What the task asks - Work out how many lines in the data hold the word "limit", and reply with that number only.

Input rows -

BEGIN

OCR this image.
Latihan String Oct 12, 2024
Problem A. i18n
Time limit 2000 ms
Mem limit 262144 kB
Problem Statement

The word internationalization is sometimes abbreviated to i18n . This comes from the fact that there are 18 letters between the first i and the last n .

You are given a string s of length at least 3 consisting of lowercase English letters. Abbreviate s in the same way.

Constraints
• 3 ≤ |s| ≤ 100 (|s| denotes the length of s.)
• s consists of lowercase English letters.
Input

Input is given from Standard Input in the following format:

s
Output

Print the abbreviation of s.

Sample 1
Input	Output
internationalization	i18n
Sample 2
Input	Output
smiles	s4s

END

The answer - 2